(Recorded data)
+---+

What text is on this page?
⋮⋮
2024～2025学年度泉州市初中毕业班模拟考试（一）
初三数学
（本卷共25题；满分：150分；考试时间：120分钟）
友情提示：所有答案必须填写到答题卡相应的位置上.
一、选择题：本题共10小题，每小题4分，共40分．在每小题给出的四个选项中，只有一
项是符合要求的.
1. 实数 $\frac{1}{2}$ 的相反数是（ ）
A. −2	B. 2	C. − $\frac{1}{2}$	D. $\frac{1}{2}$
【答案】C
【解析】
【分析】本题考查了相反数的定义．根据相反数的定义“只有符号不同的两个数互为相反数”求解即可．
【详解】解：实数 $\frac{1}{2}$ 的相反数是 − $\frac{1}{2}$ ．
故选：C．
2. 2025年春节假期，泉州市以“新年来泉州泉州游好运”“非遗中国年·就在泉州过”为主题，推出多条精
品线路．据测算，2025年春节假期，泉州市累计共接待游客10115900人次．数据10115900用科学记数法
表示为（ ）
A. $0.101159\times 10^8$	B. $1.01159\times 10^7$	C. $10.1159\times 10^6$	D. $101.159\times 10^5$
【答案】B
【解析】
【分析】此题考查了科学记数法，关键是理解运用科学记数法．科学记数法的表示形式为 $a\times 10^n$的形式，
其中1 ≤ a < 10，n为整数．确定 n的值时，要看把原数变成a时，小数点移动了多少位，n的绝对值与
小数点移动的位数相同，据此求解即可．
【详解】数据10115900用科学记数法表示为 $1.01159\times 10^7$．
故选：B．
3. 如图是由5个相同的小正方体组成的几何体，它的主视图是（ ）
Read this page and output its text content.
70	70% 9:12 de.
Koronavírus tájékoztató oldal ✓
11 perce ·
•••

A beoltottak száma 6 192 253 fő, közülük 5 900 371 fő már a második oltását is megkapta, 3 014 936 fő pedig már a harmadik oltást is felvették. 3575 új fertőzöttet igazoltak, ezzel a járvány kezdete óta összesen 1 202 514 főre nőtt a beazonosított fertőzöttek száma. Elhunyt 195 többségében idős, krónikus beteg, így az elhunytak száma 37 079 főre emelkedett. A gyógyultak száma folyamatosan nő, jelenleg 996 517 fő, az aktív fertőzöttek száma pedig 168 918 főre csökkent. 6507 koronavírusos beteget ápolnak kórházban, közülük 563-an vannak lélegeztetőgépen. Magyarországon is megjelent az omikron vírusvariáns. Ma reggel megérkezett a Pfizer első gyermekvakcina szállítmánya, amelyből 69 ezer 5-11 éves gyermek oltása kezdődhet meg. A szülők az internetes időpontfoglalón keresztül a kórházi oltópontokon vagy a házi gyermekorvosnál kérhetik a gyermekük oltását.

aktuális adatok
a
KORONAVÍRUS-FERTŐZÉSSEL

+---+

Among the records above, how many lines carry the string "text"? Reply with the number alone.

2